▶ [Given exercise] Every entry below must be repeated exactly; skip the pictures.

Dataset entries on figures
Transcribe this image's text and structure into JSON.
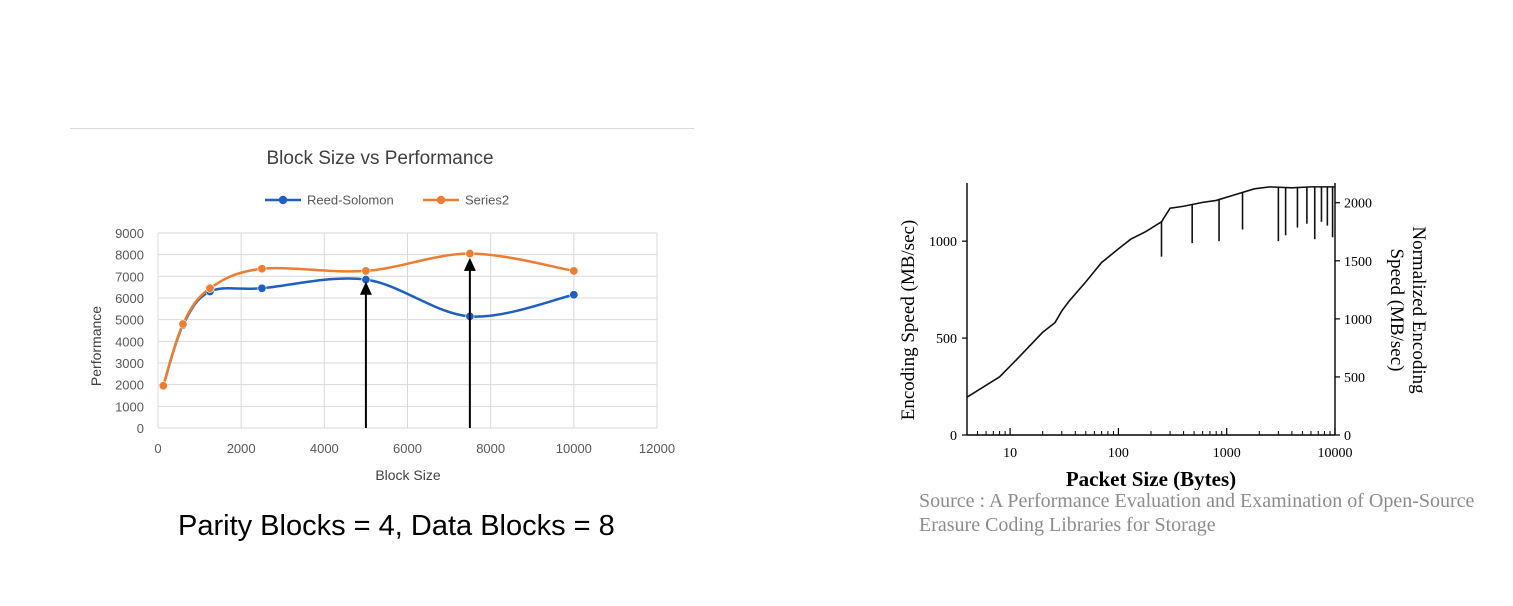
{
  "slide": {
    "caption": "Parity Blocks = 4, Data Blocks = 8",
    "source_note": "Source : A Performance Evaluation and Examination of Open-Source Erasure Coding Libraries for Storage"
  },
  "colors": {
    "reed_solomon": "#1f5fbf",
    "series2": "#ed7d31",
    "gridline": "#d9d9d9",
    "axis_text": "#595959",
    "title_text": "#404040",
    "arrow": "#000000",
    "scan_line": "#111111"
  },
  "chart_data": [
    {
      "type": "line",
      "title": "Block Size vs Performance",
      "xlabel": "Block Size",
      "ylabel": "Performance",
      "xlim": [
        0,
        12000
      ],
      "ylim": [
        0,
        9000
      ],
      "xticks": [
        0,
        2000,
        4000,
        6000,
        8000,
        10000,
        12000
      ],
      "yticks": [
        0,
        1000,
        2000,
        3000,
        4000,
        5000,
        6000,
        7000,
        8000,
        9000
      ],
      "grid": true,
      "legend_position": "top",
      "smooth": true,
      "series": [
        {
          "name": "Reed-Solomon",
          "color": "#1f5fbf",
          "points": [
            [
              128,
              1950
            ],
            [
              600,
              4750
            ],
            [
              1250,
              6300
            ],
            [
              2500,
              6450
            ],
            [
              5000,
              6850
            ],
            [
              7500,
              5150
            ],
            [
              10000,
              6150
            ]
          ]
        },
        {
          "name": "Series2",
          "color": "#ed7d31",
          "points": [
            [
              128,
              1950
            ],
            [
              600,
              4800
            ],
            [
              1250,
              6450
            ],
            [
              2500,
              7350
            ],
            [
              5000,
              7250
            ],
            [
              7500,
              8050
            ],
            [
              10000,
              7250
            ]
          ]
        }
      ],
      "annotations": [
        {
          "type": "arrow",
          "x": 5000,
          "y_from": 0,
          "y_to": 6750
        },
        {
          "type": "arrow",
          "x": 7500,
          "y_from": 0,
          "y_to": 7850
        }
      ]
    },
    {
      "type": "line",
      "title": "",
      "xlabel": "Packet Size (Bytes)",
      "ylabel": "Encoding Speed (MB/sec)",
      "ylabel_right": "Normalized Encoding Speed (MB/sec)",
      "x_scale": "log",
      "xlim": [
        4,
        10000
      ],
      "ylim": [
        0,
        1300
      ],
      "ylim_right": [
        0,
        2170
      ],
      "xticks": [
        10,
        100,
        1000,
        10000
      ],
      "yticks": [
        0,
        500,
        1000
      ],
      "yticks_right": [
        0,
        500,
        1000,
        1500,
        2000
      ],
      "grid": false,
      "series": [
        {
          "color": "#111111",
          "points": [
            [
              4,
              195
            ],
            [
              8,
              300
            ],
            [
              12,
              400
            ],
            [
              20,
              530
            ],
            [
              26,
              580
            ],
            [
              30,
              640
            ],
            [
              35,
              690
            ],
            [
              50,
              790
            ],
            [
              70,
              890
            ],
            [
              100,
              960
            ],
            [
              130,
              1010
            ],
            [
              180,
              1050
            ],
            [
              250,
              1100
            ],
            [
              300,
              1170
            ],
            [
              400,
              1180
            ],
            [
              600,
              1200
            ],
            [
              800,
              1210
            ],
            [
              1200,
              1240
            ],
            [
              1800,
              1270
            ],
            [
              2500,
              1280
            ],
            [
              4000,
              1275
            ],
            [
              6000,
              1280
            ],
            [
              10000,
              1280
            ]
          ],
          "dips": [
            [
              250,
              920
            ],
            [
              480,
              990
            ],
            [
              850,
              1000
            ],
            [
              1400,
              1060
            ],
            [
              3000,
              1000
            ],
            [
              3500,
              1030
            ],
            [
              4500,
              1070
            ],
            [
              5500,
              1090
            ],
            [
              6500,
              1010
            ],
            [
              7500,
              1100
            ],
            [
              8500,
              1080
            ],
            [
              9500,
              1020
            ]
          ]
        }
      ]
    }
  ]
}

▶ [Complete response]
Transcribe this image's text and structure into JSON.
{
  "slide": {
    "caption": "Parity Blocks = 4, Data Blocks = 8",
    "source_note": "Source : A Performance Evaluation and Examination of Open-Source Erasure Coding Libraries for Storage"
  },
  "colors": {
    "reed_solomon": "#1f5fbf",
    "series2": "#ed7d31",
    "gridline": "#d9d9d9",
    "axis_text": "#595959",
    "title_text": "#404040",
    "arrow": "#000000",
    "scan_line": "#111111"
  },
  "chart_data": [
    {
      "type": "line",
      "title": "Block Size vs Performance",
      "xlabel": "Block Size",
      "ylabel": "Performance",
      "xlim": [
        0,
        12000
      ],
      "ylim": [
        0,
        9000
      ],
      "xticks": [
        0,
        2000,
        4000,
        6000,
        8000,
        10000,
        12000
      ],
      "yticks": [
        0,
        1000,
        2000,
        3000,
        4000,
        5000,
        6000,
        7000,
        8000,
        9000
      ],
      "grid": true,
      "legend_position": "top",
      "smooth": true,
      "series": [
        {
          "name": "Reed-Solomon",
          "color": "#1f5fbf",
          "points": [
            [
              128,
              1950
            ],
            [
              600,
              4750
            ],
            [
              1250,
              6300
            ],
            [
              2500,
              6450
            ],
            [
              5000,
              6850
            ],
            [
              7500,
              5150
            ],
            [
              10000,
              6150
            ]
          ]
        },
        {
          "name": "Series2",
          "color": "#ed7d31",
          "points": [
            [
              128,
              1950
            ],
            [
              600,
              4800
            ],
            [
              1250,
              6450
            ],
            [
              2500,
              7350
            ],
            [
              5000,
              7250
            ],
            [
              7500,
              8050
            ],
            [
              10000,
              7250
            ]
          ]
        }
      ],
      "annotations": [
        {
          "type": "arrow",
          "x": 5000,
          "y_from": 0,
          "y_to": 6750
        },
        {
          "type": "arrow",
          "x": 7500,
          "y_from": 0,
          "y_to": 7850
        }
      ]
    },
    {
      "type": "line",
      "title": "",
      "xlabel": "Packet Size (Bytes)",
      "ylabel": "Encoding Speed (MB/sec)",
      "ylabel_right": "Normalized Encoding Speed (MB/sec)",
      "x_scale": "log",
      "xlim": [
        4,
        10000
      ],
      "ylim": [
        0,
        1300
      ],
      "ylim_right": [
        0,
        2170
      ],
      "xticks": [
        10,
        100,
        1000,
        10000
      ],
      "yticks": [
        0,
        500,
        1000
      ],
      "yticks_right": [
        0,
        500,
        1000,
        1500,
        2000
      ],
      "grid": false,
      "series": [
        {
          "color": "#111111",
          "points": [
            [
              4,
              195
            ],
            [
              8,
              300
            ],
            [
              12,
              400
            ],
            [
              20,
              530
            ],
            [
              26,
              580
            ],
            [
              30,
              640
            ],
            [
              35,
              690
            ],
            [
              50,
              790
            ],
            [
              70,
              890
            ],
            [
              100,
              960
            ],
            [
              130,
              1010
            ],
            [
              180,
              1050
            ],
            [
              250,
              1100
            ],
            [
              300,
              1170
            ],
            [
              400,
              1180
            ],
            [
              600,
              1200
            ],
            [
              800,
              1210
            ],
            [
              1200,
              1240
            ],
            [
              1800,
              1270
            ],
            [
              2500,
              1280
            ],
            [
              4000,
              1275
            ],
            [
              6000,
              1280
            ],
            [
              10000,
              1280
            ]
          ],
          "dips": [
            [
              250,
              920
            ],
            [
              480,
              990
            ],
            [
              850,
              1000
            ],
            [
              1400,
              1060
            ],
            [
              3000,
              1000
            ],
            [
              3500,
              1030
            ],
            [
              4500,
              1070
            ],
            [
              5500,
              1090
            ],
            [
              6500,
              1010
            ],
            [
              7500,
              1100
            ],
            [
              8500,
              1080
            ],
            [
              9500,
              1020
            ]
          ]
        }
      ]
    }
  ]
}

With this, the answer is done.